TASK OBJECTIVE: What follows is a set of entries. Give them again exactly, without the pictures.

LISTED ENTRIES:
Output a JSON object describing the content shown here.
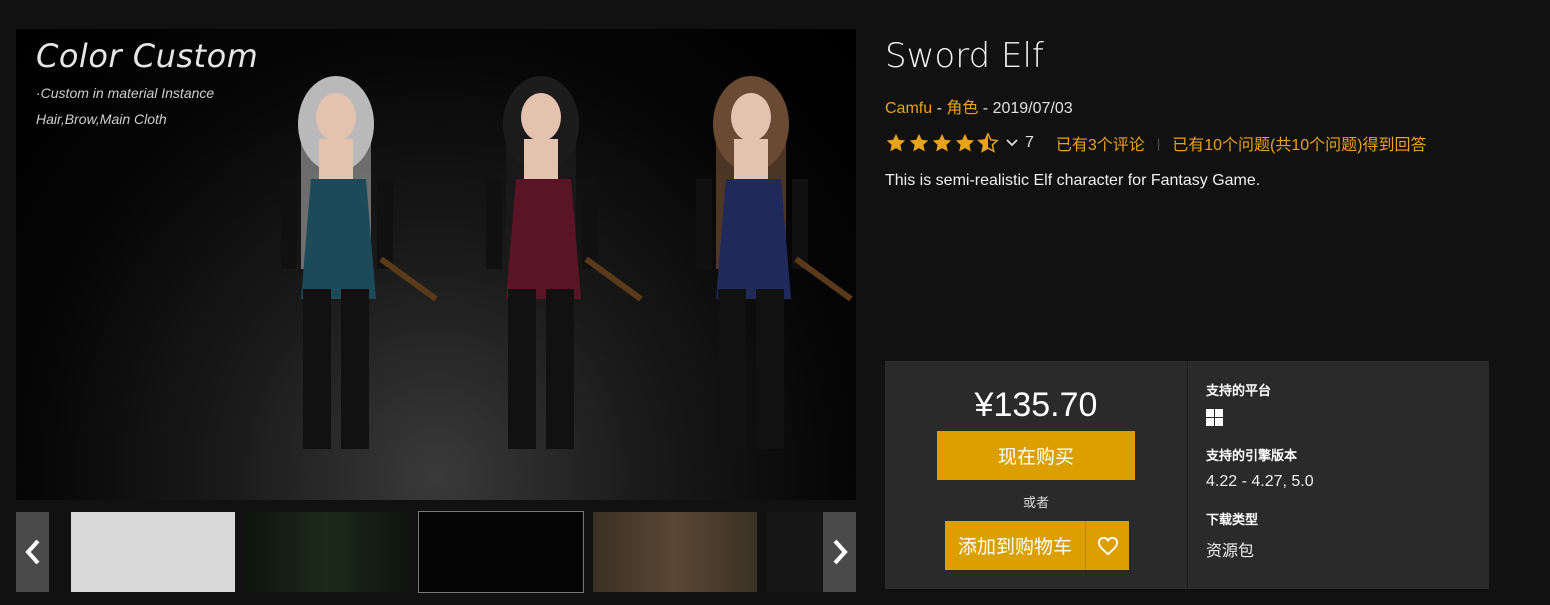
{
  "hero": {
    "overlay_title": "Color Custom",
    "overlay_line1": "·Custom in material Instance",
    "overlay_line2": "Hair,Brow,Main Cloth"
  },
  "gallery": {
    "prev_icon": "chevron-left-icon",
    "next_icon": "chevron-right-icon",
    "thumbnail_count": 5
  },
  "product": {
    "title": "Sword Elf",
    "seller": "Camfu",
    "meta_sep1": " - ",
    "category": "角色",
    "meta_sep2": " - ",
    "date": "2019/07/03",
    "rating_value": 4.5,
    "rating_count": "7",
    "reviews_link": "已有3个评论",
    "questions_link": "已有10个问题(共10个问题)得到回答",
    "description": "This is semi-realistic Elf character for Fantasy Game."
  },
  "purchase": {
    "price": "¥135.70",
    "buy_now": "现在购买",
    "or": "或者",
    "add_to_cart": "添加到购物车",
    "wishlist_icon": "heart-icon"
  },
  "specs": {
    "platform_label": "支持的平台",
    "platform_icon": "windows-icon",
    "engine_label": "支持的引擎版本",
    "engine_value": "4.22 - 4.27, 5.0",
    "download_label": "下载类型",
    "download_value": "资源包"
  },
  "colors": {
    "accent": "#e8a317",
    "button": "#dba000",
    "background": "#111111",
    "panel": "#2a2a2a"
  }
}
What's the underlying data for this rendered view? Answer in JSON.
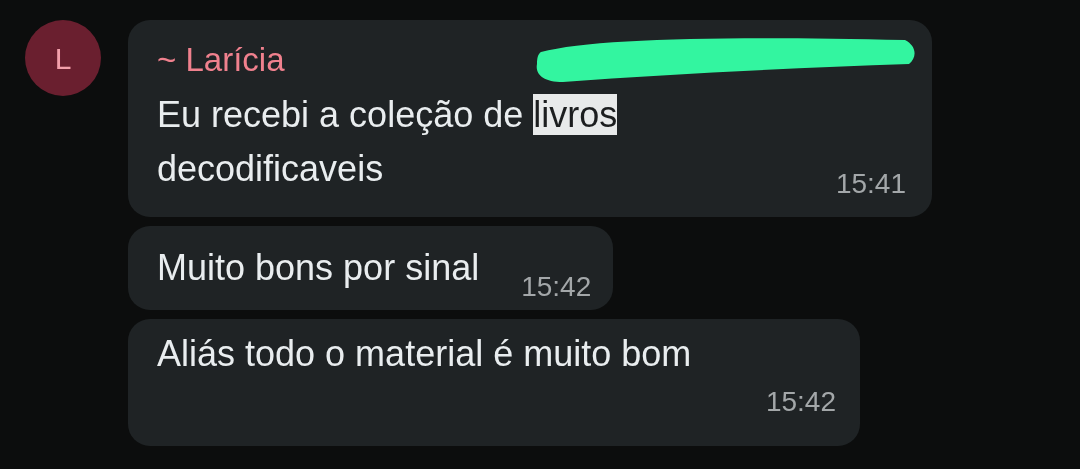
{
  "sender": {
    "avatar_letter": "L",
    "name": "~ Larícia",
    "redacted": true
  },
  "messages": [
    {
      "segments": [
        {
          "text": "Eu recebi a coleção de ",
          "selected": false
        },
        {
          "text": "livros",
          "selected": true
        },
        {
          "text": "\ndecodificaveis",
          "selected": false
        }
      ],
      "time": "15:41"
    },
    {
      "segments": [
        {
          "text": "Muito bons por sinal",
          "selected": false
        }
      ],
      "time": "15:42"
    },
    {
      "segments": [
        {
          "text": "Aliás todo o material é muito bom",
          "selected": false
        }
      ],
      "time": "15:42"
    }
  ]
}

RESPONSE TO THE TASK:
Output a JSON object describing the content shown here.
{
  "hero": {
    "overlay_title": "Color Custom",
    "overlay_line1": "·Custom in material Instance",
    "overlay_line2": "Hair,Brow,Main Cloth"
  },
  "gallery": {
    "prev_icon": "chevron-left-icon",
    "next_icon": "chevron-right-icon",
    "thumbnail_count": 5
  },
  "product": {
    "title": "Sword Elf",
    "seller": "Camfu",
    "meta_sep1": " - ",
    "category": "角色",
    "meta_sep2": " - ",
    "date": "2019/07/03",
    "rating_value": 4.5,
    "rating_count": "7",
    "reviews_link": "已有3个评论",
    "questions_link": "已有10个问题(共10个问题)得到回答",
    "description": "This is semi-realistic Elf character for Fantasy Game."
  },
  "purchase": {
    "price": "¥135.70",
    "buy_now": "现在购买",
    "or": "或者",
    "add_to_cart": "添加到购物车",
    "wishlist_icon": "heart-icon"
  },
  "specs": {
    "platform_label": "支持的平台",
    "platform_icon": "windows-icon",
    "engine_label": "支持的引擎版本",
    "engine_value": "4.22 - 4.27, 5.0",
    "download_label": "下载类型",
    "download_value": "资源包"
  },
  "colors": {
    "accent": "#e8a317",
    "button": "#dba000",
    "background": "#111111",
    "panel": "#2a2a2a"
  }
}
What's the underlying data for this rendered view? Answer in JSON.
{
  "sender": {
    "avatar_letter": "L",
    "name": "~ Larícia",
    "redacted": true
  },
  "messages": [
    {
      "segments": [
        {
          "text": "Eu recebi a coleção de ",
          "selected": false
        },
        {
          "text": "livros",
          "selected": true
        },
        {
          "text": "\ndecodificaveis",
          "selected": false
        }
      ],
      "time": "15:41"
    },
    {
      "segments": [
        {
          "text": "Muito bons por sinal",
          "selected": false
        }
      ],
      "time": "15:42"
    },
    {
      "segments": [
        {
          "text": "Aliás todo o material é muito bom",
          "selected": false
        }
      ],
      "time": "15:42"
    }
  ]
}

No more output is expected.